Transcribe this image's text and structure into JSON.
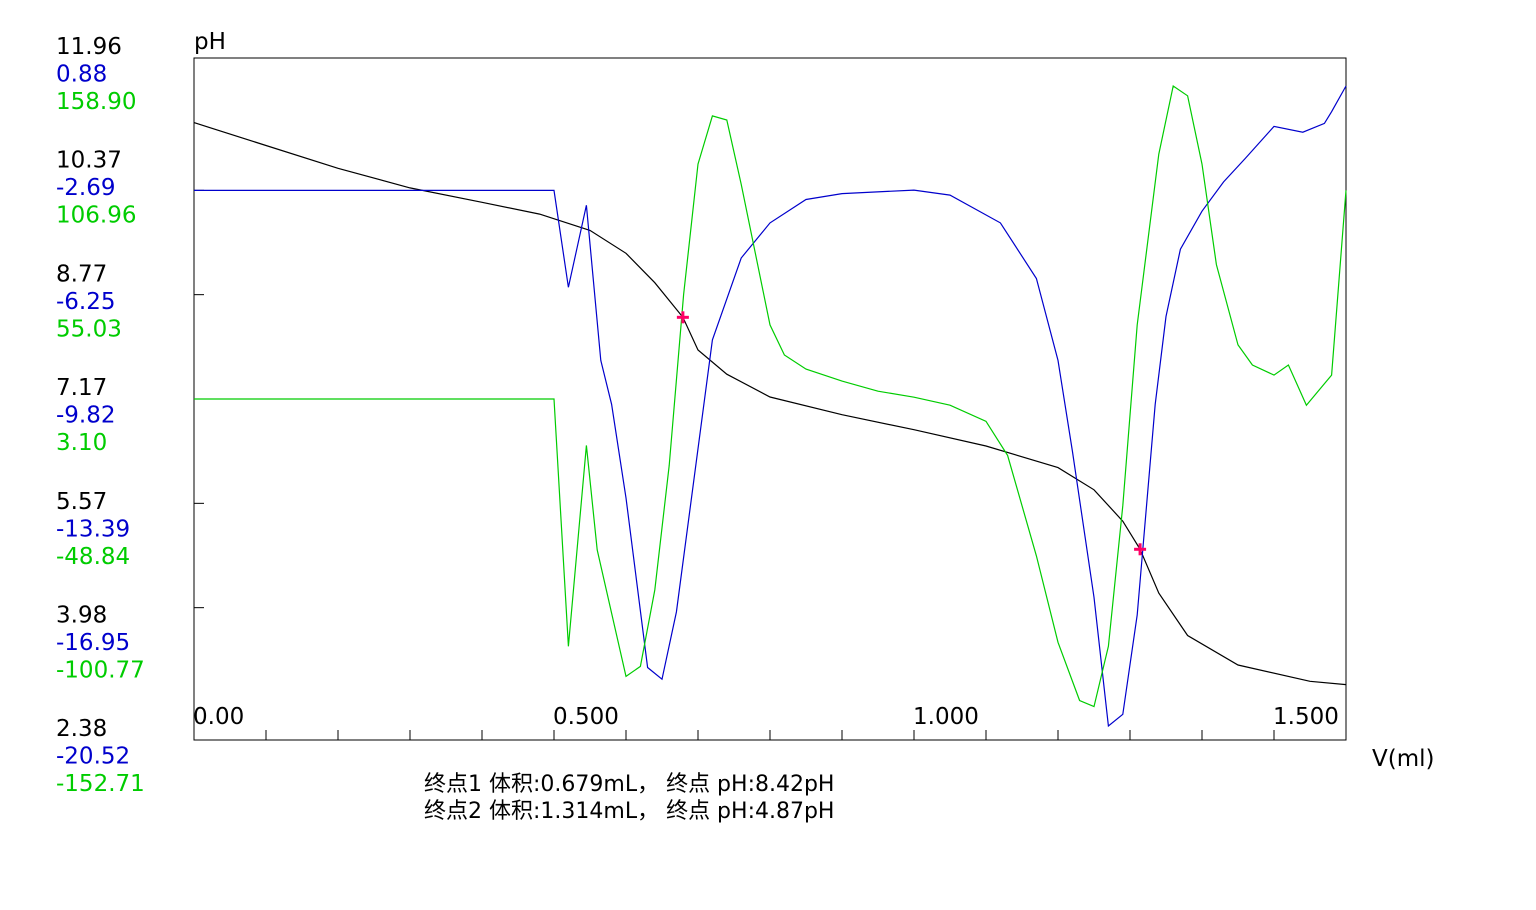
{
  "chart_data": {
    "type": "line",
    "y_label": "pH",
    "x_label": "V(ml)",
    "xlim": [
      0,
      1.6
    ],
    "x_ticks": [
      "0.00",
      "0.500",
      "1.000",
      "1.500"
    ],
    "x_tick_values": [
      0,
      0.5,
      1.0,
      1.5
    ],
    "y_scales": {
      "ph": {
        "color": "#000000",
        "range": [
          2.38,
          11.96
        ],
        "ticks": [
          "11.96",
          "10.37",
          "8.77",
          "7.17",
          "5.57",
          "3.98",
          "2.38"
        ]
      },
      "blue": {
        "color": "#0000cc",
        "range": [
          -20.52,
          0.88
        ],
        "ticks": [
          "0.88",
          "-2.69",
          "-6.25",
          "-9.82",
          "-13.39",
          "-16.95",
          "-20.52"
        ]
      },
      "green": {
        "color": "#00cc00",
        "range": [
          -152.71,
          158.9
        ],
        "ticks": [
          "158.90",
          "106.96",
          "55.03",
          "3.10",
          "-48.84",
          "-100.77",
          "-152.71"
        ]
      }
    },
    "series": [
      {
        "key": "ph",
        "color": "#000000",
        "points": [
          [
            0,
            11.4
          ],
          [
            0.1,
            11.05
          ],
          [
            0.2,
            10.7
          ],
          [
            0.3,
            10.4
          ],
          [
            0.4,
            10.18
          ],
          [
            0.48,
            10.0
          ],
          [
            0.55,
            9.75
          ],
          [
            0.6,
            9.4
          ],
          [
            0.64,
            8.95
          ],
          [
            0.679,
            8.42
          ],
          [
            0.7,
            7.92
          ],
          [
            0.74,
            7.55
          ],
          [
            0.8,
            7.2
          ],
          [
            0.9,
            6.93
          ],
          [
            1.0,
            6.7
          ],
          [
            1.1,
            6.45
          ],
          [
            1.2,
            6.12
          ],
          [
            1.25,
            5.78
          ],
          [
            1.29,
            5.3
          ],
          [
            1.314,
            4.87
          ],
          [
            1.34,
            4.2
          ],
          [
            1.38,
            3.55
          ],
          [
            1.45,
            3.1
          ],
          [
            1.55,
            2.85
          ],
          [
            1.6,
            2.8
          ]
        ]
      },
      {
        "key": "blue",
        "color": "#0000cc",
        "points": [
          [
            0,
            -2.69
          ],
          [
            0.1,
            -2.69
          ],
          [
            0.2,
            -2.69
          ],
          [
            0.3,
            -2.69
          ],
          [
            0.4,
            -2.69
          ],
          [
            0.5,
            -2.69
          ],
          [
            0.52,
            -6.0
          ],
          [
            0.545,
            -3.2
          ],
          [
            0.565,
            -8.5
          ],
          [
            0.58,
            -10.0
          ],
          [
            0.6,
            -13.2
          ],
          [
            0.63,
            -19.0
          ],
          [
            0.65,
            -19.4
          ],
          [
            0.67,
            -17.1
          ],
          [
            0.72,
            -7.8
          ],
          [
            0.76,
            -5.0
          ],
          [
            0.8,
            -3.8
          ],
          [
            0.85,
            -3.0
          ],
          [
            0.9,
            -2.8
          ],
          [
            1.0,
            -2.68
          ],
          [
            1.05,
            -2.85
          ],
          [
            1.12,
            -3.8
          ],
          [
            1.17,
            -5.7
          ],
          [
            1.2,
            -8.5
          ],
          [
            1.22,
            -11.6
          ],
          [
            1.25,
            -16.6
          ],
          [
            1.27,
            -21.0
          ],
          [
            1.29,
            -20.6
          ],
          [
            1.31,
            -17.2
          ],
          [
            1.335,
            -10.0
          ],
          [
            1.35,
            -7.0
          ],
          [
            1.37,
            -4.7
          ],
          [
            1.4,
            -3.4
          ],
          [
            1.43,
            -2.4
          ],
          [
            1.46,
            -1.6
          ],
          [
            1.5,
            -0.5
          ],
          [
            1.54,
            -0.7
          ],
          [
            1.57,
            -0.4
          ],
          [
            1.58,
            0.0
          ],
          [
            1.6,
            0.88
          ]
        ]
      },
      {
        "key": "green",
        "color": "#00cc00",
        "points": [
          [
            0,
            3.1
          ],
          [
            0.1,
            3.1
          ],
          [
            0.2,
            3.1
          ],
          [
            0.3,
            3.1
          ],
          [
            0.4,
            3.1
          ],
          [
            0.5,
            3.1
          ],
          [
            0.52,
            -120.0
          ],
          [
            0.545,
            -20.0
          ],
          [
            0.56,
            -72.0
          ],
          [
            0.6,
            -135.0
          ],
          [
            0.62,
            -130.0
          ],
          [
            0.64,
            -92.0
          ],
          [
            0.66,
            -30.0
          ],
          [
            0.68,
            55.0
          ],
          [
            0.7,
            120.0
          ],
          [
            0.72,
            144.0
          ],
          [
            0.74,
            142.0
          ],
          [
            0.76,
            110.0
          ],
          [
            0.8,
            40.0
          ],
          [
            0.82,
            25.0
          ],
          [
            0.85,
            18.0
          ],
          [
            0.9,
            12.0
          ],
          [
            0.95,
            7.0
          ],
          [
            1.0,
            4.0
          ],
          [
            1.05,
            0.0
          ],
          [
            1.1,
            -8.0
          ],
          [
            1.13,
            -25.0
          ],
          [
            1.17,
            -75.0
          ],
          [
            1.2,
            -118.0
          ],
          [
            1.23,
            -147.0
          ],
          [
            1.25,
            -150.0
          ],
          [
            1.27,
            -120.0
          ],
          [
            1.29,
            -50.0
          ],
          [
            1.31,
            40.0
          ],
          [
            1.34,
            125.0
          ],
          [
            1.36,
            158.9
          ],
          [
            1.38,
            154.0
          ],
          [
            1.4,
            120.0
          ],
          [
            1.42,
            70.0
          ],
          [
            1.45,
            30.0
          ],
          [
            1.47,
            20.0
          ],
          [
            1.5,
            15.0
          ],
          [
            1.52,
            20.0
          ],
          [
            1.545,
            0.0
          ],
          [
            1.58,
            15.0
          ],
          [
            1.6,
            106.96
          ]
        ]
      }
    ],
    "endpoints": [
      {
        "x": 0.679,
        "y": 8.42
      },
      {
        "x": 1.314,
        "y": 4.87
      }
    ]
  },
  "bottom_text": {
    "line1": "终点1 体积:0.679mL， 终点 pH:8.42pH",
    "line2": "终点2 体积:1.314mL， 终点 pH:4.87pH"
  }
}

Objective
Copy the records word for word, leaving no picture in the copy.

Task output
Transcribe this image's text and structure into JSON.
{
  "chart_data": {
    "type": "line",
    "y_label": "pH",
    "x_label": "V(ml)",
    "xlim": [
      0,
      1.6
    ],
    "x_ticks": [
      "0.00",
      "0.500",
      "1.000",
      "1.500"
    ],
    "x_tick_values": [
      0,
      0.5,
      1.0,
      1.5
    ],
    "y_scales": {
      "ph": {
        "color": "#000000",
        "range": [
          2.38,
          11.96
        ],
        "ticks": [
          "11.96",
          "10.37",
          "8.77",
          "7.17",
          "5.57",
          "3.98",
          "2.38"
        ]
      },
      "blue": {
        "color": "#0000cc",
        "range": [
          -20.52,
          0.88
        ],
        "ticks": [
          "0.88",
          "-2.69",
          "-6.25",
          "-9.82",
          "-13.39",
          "-16.95",
          "-20.52"
        ]
      },
      "green": {
        "color": "#00cc00",
        "range": [
          -152.71,
          158.9
        ],
        "ticks": [
          "158.90",
          "106.96",
          "55.03",
          "3.10",
          "-48.84",
          "-100.77",
          "-152.71"
        ]
      }
    },
    "series": [
      {
        "key": "ph",
        "color": "#000000",
        "points": [
          [
            0,
            11.4
          ],
          [
            0.1,
            11.05
          ],
          [
            0.2,
            10.7
          ],
          [
            0.3,
            10.4
          ],
          [
            0.4,
            10.18
          ],
          [
            0.48,
            10.0
          ],
          [
            0.55,
            9.75
          ],
          [
            0.6,
            9.4
          ],
          [
            0.64,
            8.95
          ],
          [
            0.679,
            8.42
          ],
          [
            0.7,
            7.92
          ],
          [
            0.74,
            7.55
          ],
          [
            0.8,
            7.2
          ],
          [
            0.9,
            6.93
          ],
          [
            1.0,
            6.7
          ],
          [
            1.1,
            6.45
          ],
          [
            1.2,
            6.12
          ],
          [
            1.25,
            5.78
          ],
          [
            1.29,
            5.3
          ],
          [
            1.314,
            4.87
          ],
          [
            1.34,
            4.2
          ],
          [
            1.38,
            3.55
          ],
          [
            1.45,
            3.1
          ],
          [
            1.55,
            2.85
          ],
          [
            1.6,
            2.8
          ]
        ]
      },
      {
        "key": "blue",
        "color": "#0000cc",
        "points": [
          [
            0,
            -2.69
          ],
          [
            0.1,
            -2.69
          ],
          [
            0.2,
            -2.69
          ],
          [
            0.3,
            -2.69
          ],
          [
            0.4,
            -2.69
          ],
          [
            0.5,
            -2.69
          ],
          [
            0.52,
            -6.0
          ],
          [
            0.545,
            -3.2
          ],
          [
            0.565,
            -8.5
          ],
          [
            0.58,
            -10.0
          ],
          [
            0.6,
            -13.2
          ],
          [
            0.63,
            -19.0
          ],
          [
            0.65,
            -19.4
          ],
          [
            0.67,
            -17.1
          ],
          [
            0.72,
            -7.8
          ],
          [
            0.76,
            -5.0
          ],
          [
            0.8,
            -3.8
          ],
          [
            0.85,
            -3.0
          ],
          [
            0.9,
            -2.8
          ],
          [
            1.0,
            -2.68
          ],
          [
            1.05,
            -2.85
          ],
          [
            1.12,
            -3.8
          ],
          [
            1.17,
            -5.7
          ],
          [
            1.2,
            -8.5
          ],
          [
            1.22,
            -11.6
          ],
          [
            1.25,
            -16.6
          ],
          [
            1.27,
            -21.0
          ],
          [
            1.29,
            -20.6
          ],
          [
            1.31,
            -17.2
          ],
          [
            1.335,
            -10.0
          ],
          [
            1.35,
            -7.0
          ],
          [
            1.37,
            -4.7
          ],
          [
            1.4,
            -3.4
          ],
          [
            1.43,
            -2.4
          ],
          [
            1.46,
            -1.6
          ],
          [
            1.5,
            -0.5
          ],
          [
            1.54,
            -0.7
          ],
          [
            1.57,
            -0.4
          ],
          [
            1.58,
            0.0
          ],
          [
            1.6,
            0.88
          ]
        ]
      },
      {
        "key": "green",
        "color": "#00cc00",
        "points": [
          [
            0,
            3.1
          ],
          [
            0.1,
            3.1
          ],
          [
            0.2,
            3.1
          ],
          [
            0.3,
            3.1
          ],
          [
            0.4,
            3.1
          ],
          [
            0.5,
            3.1
          ],
          [
            0.52,
            -120.0
          ],
          [
            0.545,
            -20.0
          ],
          [
            0.56,
            -72.0
          ],
          [
            0.6,
            -135.0
          ],
          [
            0.62,
            -130.0
          ],
          [
            0.64,
            -92.0
          ],
          [
            0.66,
            -30.0
          ],
          [
            0.68,
            55.0
          ],
          [
            0.7,
            120.0
          ],
          [
            0.72,
            144.0
          ],
          [
            0.74,
            142.0
          ],
          [
            0.76,
            110.0
          ],
          [
            0.8,
            40.0
          ],
          [
            0.82,
            25.0
          ],
          [
            0.85,
            18.0
          ],
          [
            0.9,
            12.0
          ],
          [
            0.95,
            7.0
          ],
          [
            1.0,
            4.0
          ],
          [
            1.05,
            0.0
          ],
          [
            1.1,
            -8.0
          ],
          [
            1.13,
            -25.0
          ],
          [
            1.17,
            -75.0
          ],
          [
            1.2,
            -118.0
          ],
          [
            1.23,
            -147.0
          ],
          [
            1.25,
            -150.0
          ],
          [
            1.27,
            -120.0
          ],
          [
            1.29,
            -50.0
          ],
          [
            1.31,
            40.0
          ],
          [
            1.34,
            125.0
          ],
          [
            1.36,
            158.9
          ],
          [
            1.38,
            154.0
          ],
          [
            1.4,
            120.0
          ],
          [
            1.42,
            70.0
          ],
          [
            1.45,
            30.0
          ],
          [
            1.47,
            20.0
          ],
          [
            1.5,
            15.0
          ],
          [
            1.52,
            20.0
          ],
          [
            1.545,
            0.0
          ],
          [
            1.58,
            15.0
          ],
          [
            1.6,
            106.96
          ]
        ]
      }
    ],
    "endpoints": [
      {
        "x": 0.679,
        "y": 8.42
      },
      {
        "x": 1.314,
        "y": 4.87
      }
    ]
  },
  "bottom_text": {
    "line1": "终点1 体积:0.679mL， 终点 pH:8.42pH",
    "line2": "终点2 体积:1.314mL， 终点 pH:4.87pH"
  }
}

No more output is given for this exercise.